- Problem description -
Reproduce the entries exactly.

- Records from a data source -
********

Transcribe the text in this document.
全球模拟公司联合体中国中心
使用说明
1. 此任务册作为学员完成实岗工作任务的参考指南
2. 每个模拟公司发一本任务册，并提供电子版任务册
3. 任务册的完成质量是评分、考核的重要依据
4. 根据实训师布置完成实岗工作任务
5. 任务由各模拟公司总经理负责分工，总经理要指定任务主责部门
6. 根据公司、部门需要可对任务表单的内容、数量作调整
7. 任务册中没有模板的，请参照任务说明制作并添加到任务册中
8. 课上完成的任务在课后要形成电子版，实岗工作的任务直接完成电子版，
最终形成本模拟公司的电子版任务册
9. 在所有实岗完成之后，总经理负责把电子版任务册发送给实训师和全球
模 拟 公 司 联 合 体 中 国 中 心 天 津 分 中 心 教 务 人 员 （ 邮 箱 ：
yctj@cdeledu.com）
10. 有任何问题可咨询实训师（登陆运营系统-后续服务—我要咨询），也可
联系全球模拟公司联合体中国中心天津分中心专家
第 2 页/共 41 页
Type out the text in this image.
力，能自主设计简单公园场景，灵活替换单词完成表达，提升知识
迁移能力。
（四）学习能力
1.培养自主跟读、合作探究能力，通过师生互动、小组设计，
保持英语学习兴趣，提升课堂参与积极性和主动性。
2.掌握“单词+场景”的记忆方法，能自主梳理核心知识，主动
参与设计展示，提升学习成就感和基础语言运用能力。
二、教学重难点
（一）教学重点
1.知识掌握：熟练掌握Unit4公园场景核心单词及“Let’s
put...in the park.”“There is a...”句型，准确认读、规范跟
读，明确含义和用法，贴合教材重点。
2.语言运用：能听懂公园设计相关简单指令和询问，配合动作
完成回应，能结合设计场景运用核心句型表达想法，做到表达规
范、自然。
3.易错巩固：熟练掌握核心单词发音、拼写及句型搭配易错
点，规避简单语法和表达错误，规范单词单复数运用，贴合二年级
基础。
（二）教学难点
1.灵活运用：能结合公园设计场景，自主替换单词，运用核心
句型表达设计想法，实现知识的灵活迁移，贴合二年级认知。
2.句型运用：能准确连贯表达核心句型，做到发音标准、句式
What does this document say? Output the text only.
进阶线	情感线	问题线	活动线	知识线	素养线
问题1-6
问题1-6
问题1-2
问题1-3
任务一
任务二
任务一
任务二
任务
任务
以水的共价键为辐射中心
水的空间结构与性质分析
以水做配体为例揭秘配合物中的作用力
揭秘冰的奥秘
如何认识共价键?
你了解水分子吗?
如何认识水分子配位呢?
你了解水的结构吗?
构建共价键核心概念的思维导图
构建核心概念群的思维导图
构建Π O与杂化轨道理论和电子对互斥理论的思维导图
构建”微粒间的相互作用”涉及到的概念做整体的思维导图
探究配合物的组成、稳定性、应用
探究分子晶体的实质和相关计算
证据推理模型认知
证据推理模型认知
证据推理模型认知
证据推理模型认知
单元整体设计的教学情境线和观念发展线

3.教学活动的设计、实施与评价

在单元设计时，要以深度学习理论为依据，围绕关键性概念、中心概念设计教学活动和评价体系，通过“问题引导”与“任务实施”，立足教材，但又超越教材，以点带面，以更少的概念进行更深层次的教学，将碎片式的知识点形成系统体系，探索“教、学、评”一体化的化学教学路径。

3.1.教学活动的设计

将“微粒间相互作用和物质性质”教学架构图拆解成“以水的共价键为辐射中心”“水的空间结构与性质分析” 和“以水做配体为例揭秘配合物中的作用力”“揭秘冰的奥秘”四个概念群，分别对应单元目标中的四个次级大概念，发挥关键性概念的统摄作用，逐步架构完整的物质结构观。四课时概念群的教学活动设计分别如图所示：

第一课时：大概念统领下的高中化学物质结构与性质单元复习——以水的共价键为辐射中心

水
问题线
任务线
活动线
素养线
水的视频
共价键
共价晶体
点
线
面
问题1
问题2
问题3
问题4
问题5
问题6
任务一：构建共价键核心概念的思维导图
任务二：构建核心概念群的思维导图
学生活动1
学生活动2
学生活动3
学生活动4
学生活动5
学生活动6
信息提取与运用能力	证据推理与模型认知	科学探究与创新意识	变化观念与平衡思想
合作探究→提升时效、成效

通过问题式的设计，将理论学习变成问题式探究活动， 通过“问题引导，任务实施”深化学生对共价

********

- Expected output -
Transcribe the text in this document.
全球模拟公司联合体中国中心
使用说明
1. 此任务册作为学员完成实岗工作任务的参考指南
2. 每个模拟公司发一本任务册，并提供电子版任务册
3. 任务册的完成质量是评分、考核的重要依据
4. 根据实训师布置完成实岗工作任务
5. 任务由各模拟公司总经理负责分工，总经理要指定任务主责部门
6. 根据公司、部门需要可对任务表单的内容、数量作调整
7. 任务册中没有模板的，请参照任务说明制作并添加到任务册中
8. 课上完成的任务在课后要形成电子版，实岗工作的任务直接完成电子版，
最终形成本模拟公司的电子版任务册
9. 在所有实岗完成之后，总经理负责把电子版任务册发送给实训师和全球
模 拟 公 司 联 合 体 中 国 中 心 天 津 分 中 心 教 务 人 员 （ 邮 箱 ：
yctj@cdeledu.com）
10. 有任何问题可咨询实训师（登陆运营系统-后续服务—我要咨询），也可
联系全球模拟公司联合体中国中心天津分中心专家
第 2 页/共 41 页
Type out the text in this image.
力，能自主设计简单公园场景，灵活替换单词完成表达，提升知识
迁移能力。
（四）学习能力
1.培养自主跟读、合作探究能力，通过师生互动、小组设计，
保持英语学习兴趣，提升课堂参与积极性和主动性。
2.掌握“单词+场景”的记忆方法，能自主梳理核心知识，主动
参与设计展示，提升学习成就感和基础语言运用能力。
二、教学重难点
（一）教学重点
1.知识掌握：熟练掌握Unit4公园场景核心单词及“Let’s
put...in the park.”“There is a...”句型，准确认读、规范跟
读，明确含义和用法，贴合教材重点。
2.语言运用：能听懂公园设计相关简单指令和询问，配合动作
完成回应，能结合设计场景运用核心句型表达想法，做到表达规
范、自然。
3.易错巩固：熟练掌握核心单词发音、拼写及句型搭配易错
点，规避简单语法和表达错误，规范单词单复数运用，贴合二年级
基础。
（二）教学难点
1.灵活运用：能结合公园设计场景，自主替换单词，运用核心
句型表达设计想法，实现知识的灵活迁移，贴合二年级认知。
2.句型运用：能准确连贯表达核心句型，做到发音标准、句式
What does this document say? Output the text only.
进阶线	情感线	问题线	活动线	知识线	素养线
问题1-6
问题1-6
问题1-2
问题1-3
任务一
任务二
任务一
任务二
任务
任务
以水的共价键为辐射中心
水的空间结构与性质分析
以水做配体为例揭秘配合物中的作用力
揭秘冰的奥秘
如何认识共价键?
你了解水分子吗?
如何认识水分子配位呢?
你了解水的结构吗?
构建共价键核心概念的思维导图
构建核心概念群的思维导图
构建Π O与杂化轨道理论和电子对互斥理论的思维导图
构建”微粒间的相互作用”涉及到的概念做整体的思维导图
探究配合物的组成、稳定性、应用
探究分子晶体的实质和相关计算
证据推理模型认知
证据推理模型认知
证据推理模型认知
证据推理模型认知
单元整体设计的教学情境线和观念发展线

3.教学活动的设计、实施与评价

在单元设计时，要以深度学习理论为依据，围绕关键性概念、中心概念设计教学活动和评价体系，通过“问题引导”与“任务实施”，立足教材，但又超越教材，以点带面，以更少的概念进行更深层次的教学，将碎片式的知识点形成系统体系，探索“教、学、评”一体化的化学教学路径。

3.1.教学活动的设计

将“微粒间相互作用和物质性质”教学架构图拆解成“以水的共价键为辐射中心”“水的空间结构与性质分析” 和“以水做配体为例揭秘配合物中的作用力”“揭秘冰的奥秘”四个概念群，分别对应单元目标中的四个次级大概念，发挥关键性概念的统摄作用，逐步架构完整的物质结构观。四课时概念群的教学活动设计分别如图所示：

第一课时：大概念统领下的高中化学物质结构与性质单元复习——以水的共价键为辐射中心

水
问题线
任务线
活动线
素养线
水的视频
共价键
共价晶体
点
线
面
问题1
问题2
问题3
问题4
问题5
问题6
任务一：构建共价键核心概念的思维导图
任务二：构建核心概念群的思维导图
学生活动1
学生活动2
学生活动3
学生活动4
学生活动5
学生活动6
信息提取与运用能力	证据推理与模型认知	科学探究与创新意识	变化观念与平衡思想
合作探究→提升时效、成效

通过问题式的设计，将理论学习变成问题式探究活动， 通过“问题引导，任务实施”深化学生对共价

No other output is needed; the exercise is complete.